» **Requirements**: Update the records below by changing every "bullet-dot-icon" to "bullet-marker-icon" and keeping everything else the same. Leave the pictures out of your answer.

» **Excerpt from a dataset**:
- - - -
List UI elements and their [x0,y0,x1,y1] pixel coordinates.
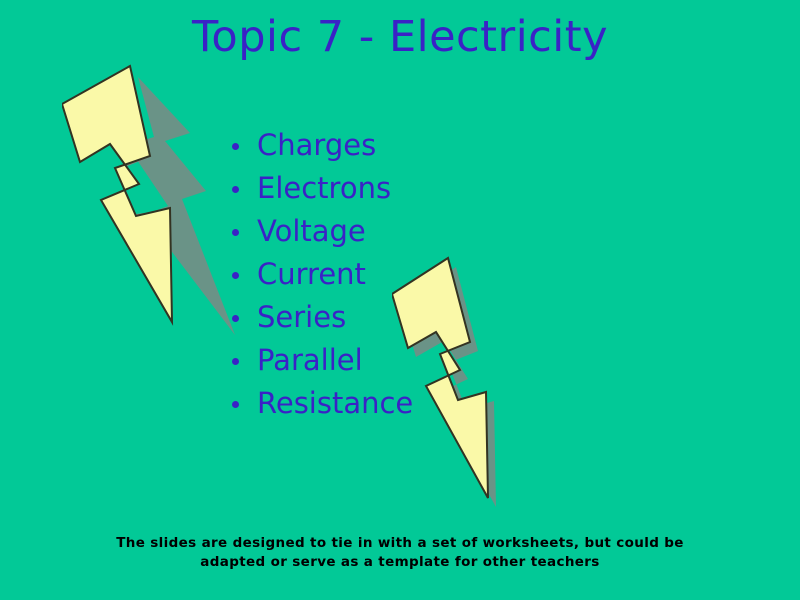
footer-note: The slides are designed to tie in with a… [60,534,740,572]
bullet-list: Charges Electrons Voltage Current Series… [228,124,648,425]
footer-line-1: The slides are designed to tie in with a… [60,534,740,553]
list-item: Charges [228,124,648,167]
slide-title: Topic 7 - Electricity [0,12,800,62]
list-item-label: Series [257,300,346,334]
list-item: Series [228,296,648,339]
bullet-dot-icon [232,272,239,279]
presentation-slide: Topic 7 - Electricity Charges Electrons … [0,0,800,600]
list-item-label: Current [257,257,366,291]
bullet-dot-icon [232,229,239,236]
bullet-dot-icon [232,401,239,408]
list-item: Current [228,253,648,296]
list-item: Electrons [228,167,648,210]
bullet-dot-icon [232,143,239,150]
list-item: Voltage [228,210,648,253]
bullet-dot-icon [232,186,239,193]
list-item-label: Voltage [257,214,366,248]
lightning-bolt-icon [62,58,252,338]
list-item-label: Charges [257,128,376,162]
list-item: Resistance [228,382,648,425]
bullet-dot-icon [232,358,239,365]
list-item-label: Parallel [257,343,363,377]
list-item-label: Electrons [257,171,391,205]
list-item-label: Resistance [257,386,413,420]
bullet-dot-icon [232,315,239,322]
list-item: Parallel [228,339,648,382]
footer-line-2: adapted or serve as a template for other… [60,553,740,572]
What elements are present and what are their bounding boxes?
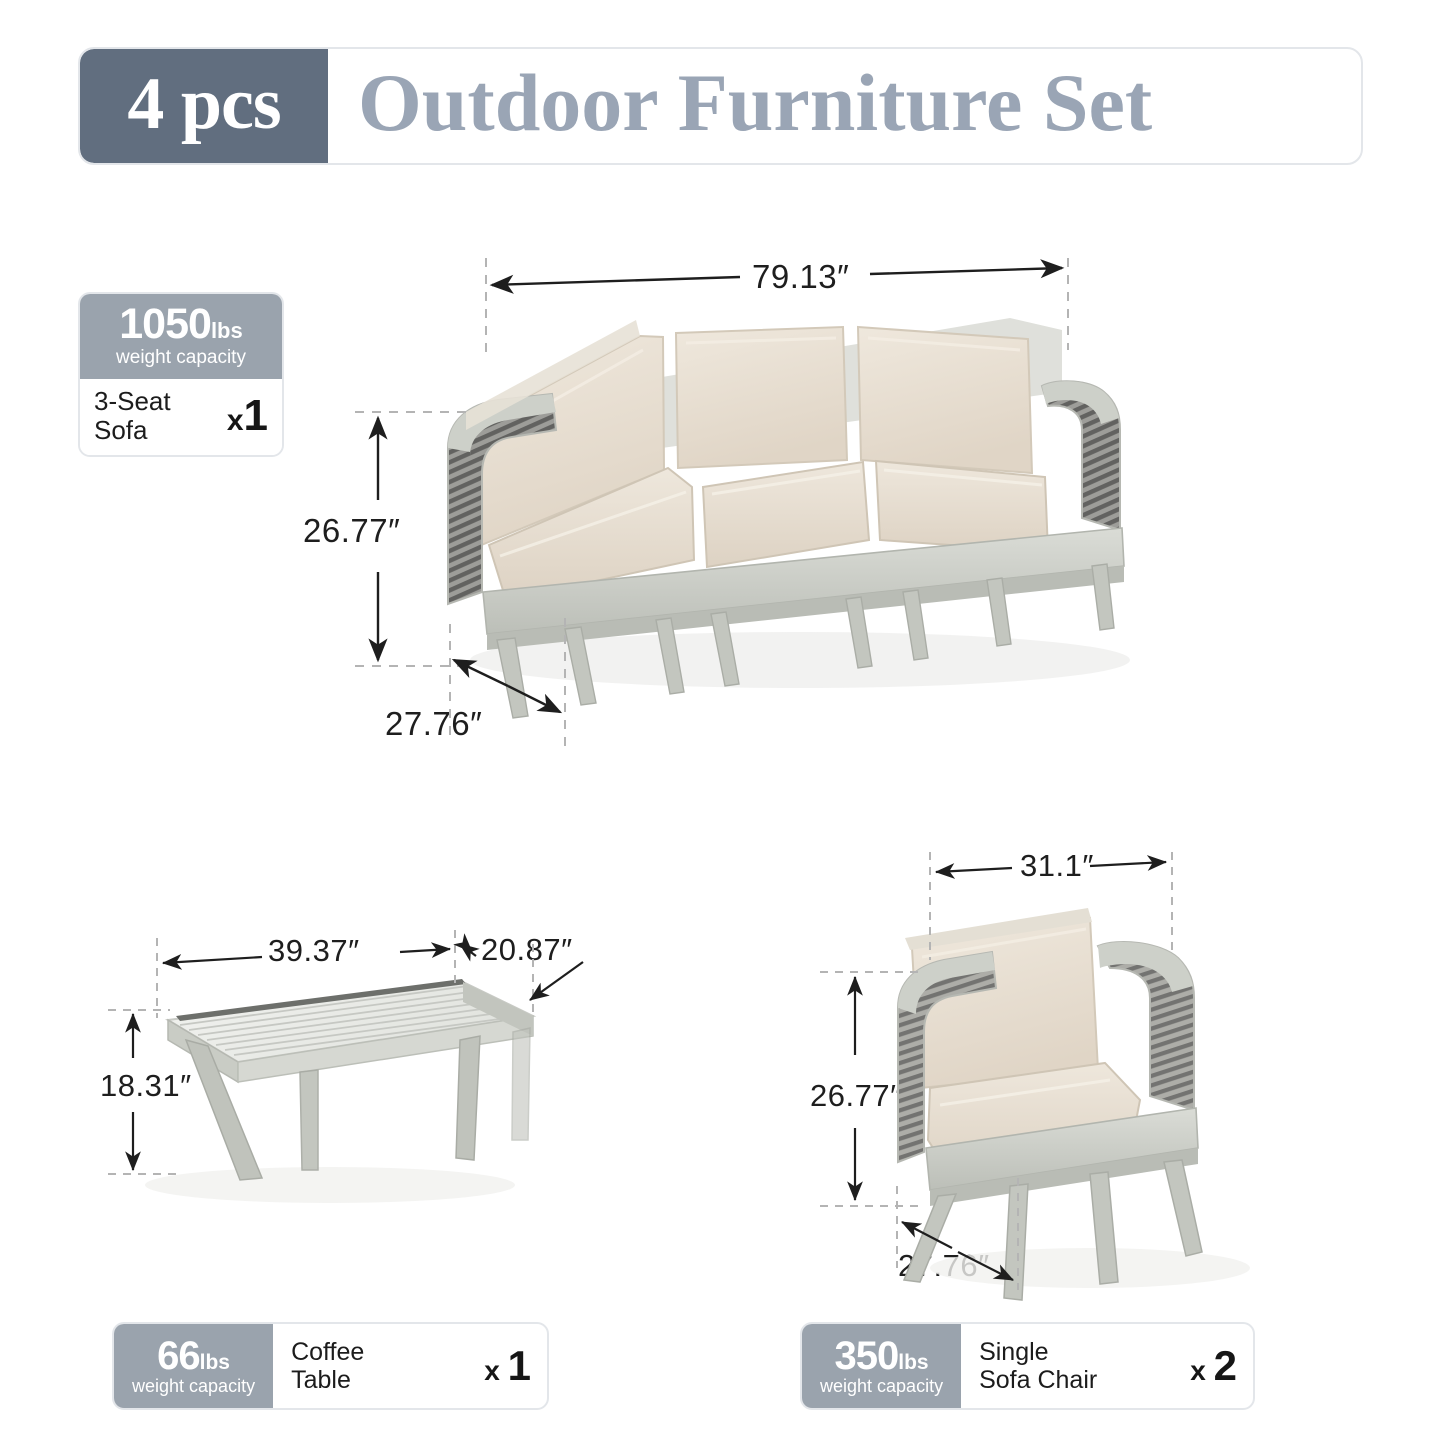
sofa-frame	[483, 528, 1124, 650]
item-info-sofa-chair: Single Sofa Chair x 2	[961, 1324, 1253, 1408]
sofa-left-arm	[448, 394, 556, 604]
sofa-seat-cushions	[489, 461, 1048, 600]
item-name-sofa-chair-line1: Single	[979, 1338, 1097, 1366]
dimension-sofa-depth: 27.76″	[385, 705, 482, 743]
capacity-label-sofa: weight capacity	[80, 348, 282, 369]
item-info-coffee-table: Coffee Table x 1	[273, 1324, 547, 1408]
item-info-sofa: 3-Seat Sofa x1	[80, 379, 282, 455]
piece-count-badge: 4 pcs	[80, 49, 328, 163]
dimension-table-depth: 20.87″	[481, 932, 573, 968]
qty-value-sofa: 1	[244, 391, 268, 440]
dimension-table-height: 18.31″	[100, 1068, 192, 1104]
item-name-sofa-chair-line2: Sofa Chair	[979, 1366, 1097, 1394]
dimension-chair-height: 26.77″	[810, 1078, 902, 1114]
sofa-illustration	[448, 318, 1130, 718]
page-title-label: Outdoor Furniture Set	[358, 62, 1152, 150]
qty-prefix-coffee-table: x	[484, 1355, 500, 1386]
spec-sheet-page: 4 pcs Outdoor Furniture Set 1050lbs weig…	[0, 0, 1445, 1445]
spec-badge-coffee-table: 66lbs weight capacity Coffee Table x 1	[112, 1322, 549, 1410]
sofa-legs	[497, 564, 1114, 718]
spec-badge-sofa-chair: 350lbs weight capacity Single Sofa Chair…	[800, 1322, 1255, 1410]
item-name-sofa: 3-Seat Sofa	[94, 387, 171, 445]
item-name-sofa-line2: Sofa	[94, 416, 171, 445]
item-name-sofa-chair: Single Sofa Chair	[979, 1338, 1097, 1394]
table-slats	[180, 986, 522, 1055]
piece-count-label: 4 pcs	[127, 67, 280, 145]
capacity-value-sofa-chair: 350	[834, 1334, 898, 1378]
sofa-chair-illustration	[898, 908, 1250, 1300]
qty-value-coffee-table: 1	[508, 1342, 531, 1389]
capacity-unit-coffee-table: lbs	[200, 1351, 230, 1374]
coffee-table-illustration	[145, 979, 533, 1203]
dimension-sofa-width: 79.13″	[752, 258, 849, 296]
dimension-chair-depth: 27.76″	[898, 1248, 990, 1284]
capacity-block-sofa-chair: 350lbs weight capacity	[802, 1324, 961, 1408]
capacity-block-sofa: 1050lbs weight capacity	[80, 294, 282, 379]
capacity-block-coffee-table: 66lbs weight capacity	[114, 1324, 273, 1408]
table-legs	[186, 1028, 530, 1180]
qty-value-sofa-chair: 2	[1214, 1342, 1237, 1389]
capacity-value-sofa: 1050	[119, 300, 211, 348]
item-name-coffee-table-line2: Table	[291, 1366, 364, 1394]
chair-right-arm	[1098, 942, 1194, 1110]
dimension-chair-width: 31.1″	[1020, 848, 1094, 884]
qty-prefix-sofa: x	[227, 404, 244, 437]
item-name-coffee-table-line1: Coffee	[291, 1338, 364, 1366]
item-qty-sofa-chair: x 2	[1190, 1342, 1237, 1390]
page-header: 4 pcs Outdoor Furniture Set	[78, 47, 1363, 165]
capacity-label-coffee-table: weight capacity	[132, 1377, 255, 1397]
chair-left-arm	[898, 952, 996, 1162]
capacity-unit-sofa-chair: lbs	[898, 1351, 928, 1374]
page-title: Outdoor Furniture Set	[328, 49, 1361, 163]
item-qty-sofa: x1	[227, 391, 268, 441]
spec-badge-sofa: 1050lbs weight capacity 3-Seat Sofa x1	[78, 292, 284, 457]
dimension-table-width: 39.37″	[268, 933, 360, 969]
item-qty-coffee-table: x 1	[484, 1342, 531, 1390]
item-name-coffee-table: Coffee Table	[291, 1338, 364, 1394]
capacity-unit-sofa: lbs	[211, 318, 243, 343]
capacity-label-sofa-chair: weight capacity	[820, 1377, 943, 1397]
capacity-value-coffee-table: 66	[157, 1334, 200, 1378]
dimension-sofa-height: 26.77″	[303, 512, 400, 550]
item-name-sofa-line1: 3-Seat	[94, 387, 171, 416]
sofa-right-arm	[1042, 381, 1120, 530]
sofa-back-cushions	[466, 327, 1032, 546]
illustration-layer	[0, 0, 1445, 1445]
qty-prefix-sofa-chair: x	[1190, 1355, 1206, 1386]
- - - -
» **Correct answer**:
List UI elements and their [x0,y0,x1,y1] pixel coordinates.
footer-note: The slides are designed to tie in with a… [60,534,740,572]
bullet-list: Charges Electrons Voltage Current Series… [228,124,648,425]
footer-line-1: The slides are designed to tie in with a… [60,534,740,553]
list-item: Charges [228,124,648,167]
slide-title: Topic 7 - Electricity [0,12,800,62]
list-item-label: Series [257,300,346,334]
list-item: Series [228,296,648,339]
bullet-marker-icon [232,272,239,279]
presentation-slide: Topic 7 - Electricity Charges Electrons … [0,0,800,600]
list-item-label: Current [257,257,366,291]
bullet-marker-icon [232,229,239,236]
bullet-marker-icon [232,401,239,408]
list-item: Current [228,253,648,296]
list-item: Electrons [228,167,648,210]
bullet-marker-icon [232,143,239,150]
list-item: Voltage [228,210,648,253]
bullet-marker-icon [232,186,239,193]
list-item-label: Voltage [257,214,366,248]
lightning-bolt-icon [62,58,252,338]
list-item-label: Charges [257,128,376,162]
list-item: Resistance [228,382,648,425]
bullet-marker-icon [232,358,239,365]
list-item-label: Parallel [257,343,363,377]
list-item-label: Electrons [257,171,391,205]
list-item-label: Resistance [257,386,413,420]
bullet-marker-icon [232,315,239,322]
list-item: Parallel [228,339,648,382]
footer-line-2: adapted or serve as a template for other… [60,553,740,572]
What elements are present and what are their bounding boxes?
sofa-frame	[483, 528, 1124, 650]
item-info-sofa-chair: Single Sofa Chair x 2	[961, 1324, 1253, 1408]
sofa-left-arm	[448, 394, 556, 604]
sofa-seat-cushions	[489, 461, 1048, 600]
item-name-sofa-chair-line1: Single	[979, 1338, 1097, 1366]
dimension-sofa-depth: 27.76″	[385, 705, 482, 743]
capacity-label-sofa: weight capacity	[80, 348, 282, 369]
item-info-coffee-table: Coffee Table x 1	[273, 1324, 547, 1408]
item-info-sofa: 3-Seat Sofa x1	[80, 379, 282, 455]
piece-count-badge: 4 pcs	[80, 49, 328, 163]
dimension-table-depth: 20.87″	[481, 932, 573, 968]
qty-value-sofa: 1	[244, 391, 268, 440]
dimension-table-height: 18.31″	[100, 1068, 192, 1104]
item-name-sofa-chair-line2: Sofa Chair	[979, 1366, 1097, 1394]
dimension-chair-height: 26.77″	[810, 1078, 902, 1114]
sofa-illustration	[448, 318, 1130, 718]
page-title-label: Outdoor Furniture Set	[358, 62, 1152, 150]
qty-prefix-coffee-table: x	[484, 1355, 500, 1386]
spec-sheet-page: 4 pcs Outdoor Furniture Set 1050lbs weig…	[0, 0, 1445, 1445]
spec-badge-coffee-table: 66lbs weight capacity Coffee Table x 1	[112, 1322, 549, 1410]
sofa-legs	[497, 564, 1114, 718]
spec-badge-sofa-chair: 350lbs weight capacity Single Sofa Chair…	[800, 1322, 1255, 1410]
item-name-sofa: 3-Seat Sofa	[94, 387, 171, 445]
item-name-sofa-line2: Sofa	[94, 416, 171, 445]
item-name-sofa-chair: Single Sofa Chair	[979, 1338, 1097, 1394]
table-slats	[180, 986, 522, 1055]
piece-count-label: 4 pcs	[127, 67, 280, 145]
capacity-value-sofa-chair: 350	[834, 1334, 898, 1378]
sofa-chair-illustration	[898, 908, 1250, 1300]
qty-value-coffee-table: 1	[508, 1342, 531, 1389]
capacity-unit-coffee-table: lbs	[200, 1351, 230, 1374]
coffee-table-illustration	[145, 979, 533, 1203]
dimension-sofa-width: 79.13″	[752, 258, 849, 296]
dimension-chair-depth: 27.76″	[898, 1248, 990, 1284]
capacity-block-sofa-chair: 350lbs weight capacity	[802, 1324, 961, 1408]
capacity-block-sofa: 1050lbs weight capacity	[80, 294, 282, 379]
capacity-block-coffee-table: 66lbs weight capacity	[114, 1324, 273, 1408]
table-legs	[186, 1028, 530, 1180]
qty-value-sofa-chair: 2	[1214, 1342, 1237, 1389]
capacity-value-sofa: 1050	[119, 300, 211, 348]
item-name-coffee-table-line2: Table	[291, 1366, 364, 1394]
chair-right-arm	[1098, 942, 1194, 1110]
dimension-chair-width: 31.1″	[1020, 848, 1094, 884]
qty-prefix-sofa: x	[227, 404, 244, 437]
item-name-coffee-table-line1: Coffee	[291, 1338, 364, 1366]
item-qty-sofa-chair: x 2	[1190, 1342, 1237, 1390]
page-header: 4 pcs Outdoor Furniture Set	[78, 47, 1363, 165]
capacity-label-coffee-table: weight capacity	[132, 1377, 255, 1397]
chair-left-arm	[898, 952, 996, 1162]
capacity-unit-sofa-chair: lbs	[898, 1351, 928, 1374]
page-title: Outdoor Furniture Set	[328, 49, 1361, 163]
item-qty-sofa: x1	[227, 391, 268, 441]
spec-badge-sofa: 1050lbs weight capacity 3-Seat Sofa x1	[78, 292, 284, 457]
dimension-table-width: 39.37″	[268, 933, 360, 969]
item-qty-coffee-table: x 1	[484, 1342, 531, 1390]
item-name-coffee-table: Coffee Table	[291, 1338, 364, 1394]
capacity-unit-sofa: lbs	[211, 318, 243, 343]
capacity-label-sofa-chair: weight capacity	[820, 1377, 943, 1397]
capacity-value-coffee-table: 66	[157, 1334, 200, 1378]
dimension-sofa-height: 26.77″	[303, 512, 400, 550]
item-name-sofa-line1: 3-Seat	[94, 387, 171, 416]
sofa-right-arm	[1042, 381, 1120, 530]
sofa-back-cushions	[466, 327, 1032, 546]
illustration-layer	[0, 0, 1445, 1445]
qty-prefix-sofa-chair: x	[1190, 1355, 1206, 1386]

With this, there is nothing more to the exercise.